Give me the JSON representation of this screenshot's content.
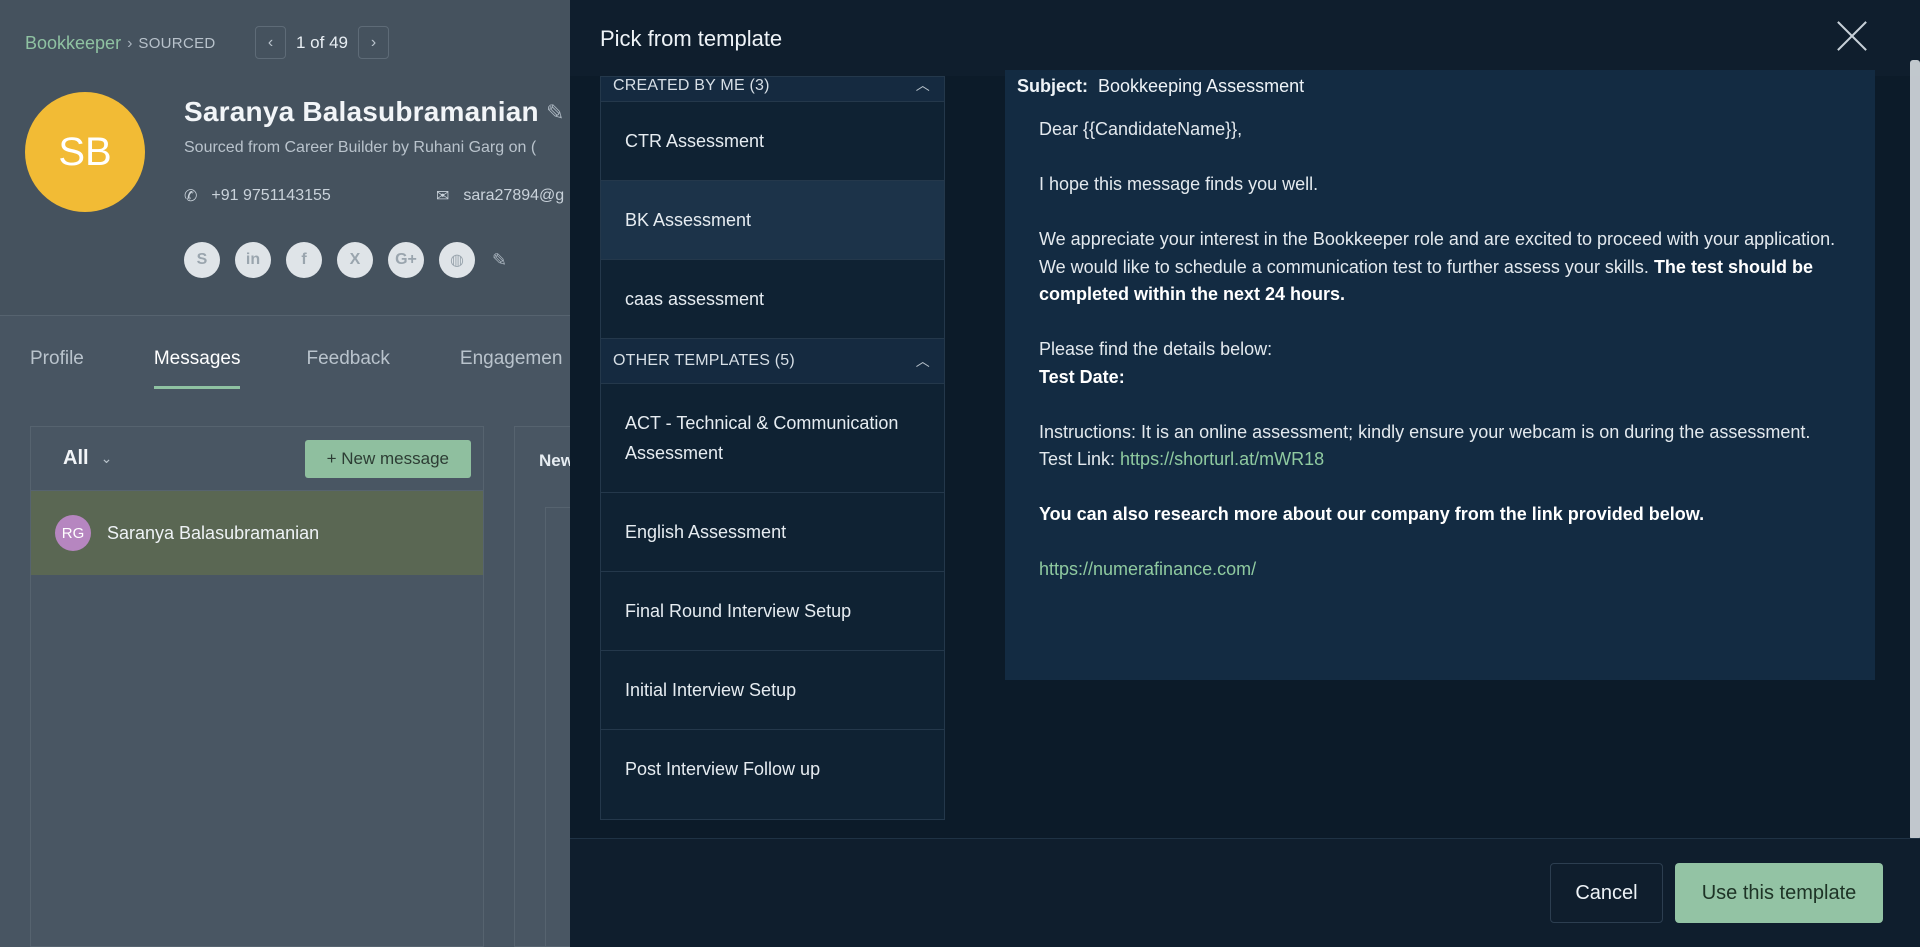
{
  "background": {
    "breadcrumb": {
      "job": "Bookkeeper",
      "stage": "SOURCED"
    },
    "pager": {
      "count": "1 of 49"
    },
    "candidate": {
      "initials": "SB",
      "name": "Saranya Balasubramanian",
      "sourced": "Sourced from Career Builder by Ruhani Garg on (",
      "phone": "+91 9751143155",
      "email": "sara27894@g"
    },
    "socials": [
      "skype-icon",
      "linkedin-icon",
      "facebook-icon",
      "x-icon",
      "google-plus-icon",
      "globe-icon"
    ],
    "tabs": [
      "Profile",
      "Messages",
      "Feedback",
      "Engagemen"
    ],
    "messages": {
      "filter": "All",
      "new_message": "+ New message",
      "thread": {
        "initials": "RG",
        "name": "Saranya Balasubramanian"
      },
      "conversation_label": "New"
    }
  },
  "modal": {
    "title": "Pick from template",
    "groups": [
      {
        "label": "CREATED BY ME (3)",
        "items": [
          "CTR Assessment",
          "BK Assessment",
          "caas assessment"
        ]
      },
      {
        "label": "OTHER TEMPLATES (5)",
        "items": [
          "ACT - Technical & Communication Assessment",
          "English Assessment",
          "Final Round Interview Setup",
          "Initial Interview Setup",
          "Post Interview Follow up"
        ]
      }
    ],
    "selected": "BK Assessment",
    "preview": {
      "subject_label": "Subject:",
      "subject": "Bookkeeping Assessment",
      "greeting": "Dear {{CandidateName}},",
      "line1": "I hope this message finds you well.",
      "line2": "We appreciate your interest in the Bookkeeper role and are excited to proceed with your application.",
      "line3_plain": "We would like to schedule a communication test to further assess your skills. ",
      "line3_bold": "The test should be completed within the next 24 hours.",
      "line4": "Please find the details below:",
      "test_date_label": "Test Date:",
      "instructions": "Instructions: It is an online assessment; kindly ensure your webcam is on during the assessment.",
      "test_link_label": "Test Link: ",
      "test_link": "https://shorturl.at/mWR18",
      "research": "You can also research more about our company from the link provided below.",
      "company_link": "https://numerafinance.com/"
    },
    "cancel_label": "Cancel",
    "use_label": "Use this template"
  },
  "colors": {
    "accent": "#8fc2a2",
    "modal_bg": "#0f1e2d",
    "selected_item": "#1c3349",
    "avatar": "#f2bb35"
  }
}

++++

- What needs to be done -
Write out the material above again, word for word, minus its pictures.

- Result for this exercise -
Give me the JSON representation of this screenshot's content.
{
  "background": {
    "breadcrumb": {
      "job": "Bookkeeper",
      "stage": "SOURCED"
    },
    "pager": {
      "count": "1 of 49"
    },
    "candidate": {
      "initials": "SB",
      "name": "Saranya Balasubramanian",
      "sourced": "Sourced from Career Builder by Ruhani Garg on (",
      "phone": "+91 9751143155",
      "email": "sara27894@g"
    },
    "socials": [
      "skype-icon",
      "linkedin-icon",
      "facebook-icon",
      "x-icon",
      "google-plus-icon",
      "globe-icon"
    ],
    "tabs": [
      "Profile",
      "Messages",
      "Feedback",
      "Engagemen"
    ],
    "messages": {
      "filter": "All",
      "new_message": "+ New message",
      "thread": {
        "initials": "RG",
        "name": "Saranya Balasubramanian"
      },
      "conversation_label": "New"
    }
  },
  "modal": {
    "title": "Pick from template",
    "groups": [
      {
        "label": "CREATED BY ME (3)",
        "items": [
          "CTR Assessment",
          "BK Assessment",
          "caas assessment"
        ]
      },
      {
        "label": "OTHER TEMPLATES (5)",
        "items": [
          "ACT - Technical & Communication Assessment",
          "English Assessment",
          "Final Round Interview Setup",
          "Initial Interview Setup",
          "Post Interview Follow up"
        ]
      }
    ],
    "selected": "BK Assessment",
    "preview": {
      "subject_label": "Subject:",
      "subject": "Bookkeeping Assessment",
      "greeting": "Dear {{CandidateName}},",
      "line1": "I hope this message finds you well.",
      "line2": "We appreciate your interest in the Bookkeeper role and are excited to proceed with your application.",
      "line3_plain": "We would like to schedule a communication test to further assess your skills. ",
      "line3_bold": "The test should be completed within the next 24 hours.",
      "line4": "Please find the details below:",
      "test_date_label": "Test Date:",
      "instructions": "Instructions: It is an online assessment; kindly ensure your webcam is on during the assessment.",
      "test_link_label": "Test Link: ",
      "test_link": "https://shorturl.at/mWR18",
      "research": "You can also research more about our company from the link provided below.",
      "company_link": "https://numerafinance.com/"
    },
    "cancel_label": "Cancel",
    "use_label": "Use this template"
  },
  "colors": {
    "accent": "#8fc2a2",
    "modal_bg": "#0f1e2d",
    "selected_item": "#1c3349",
    "avatar": "#f2bb35"
  }
}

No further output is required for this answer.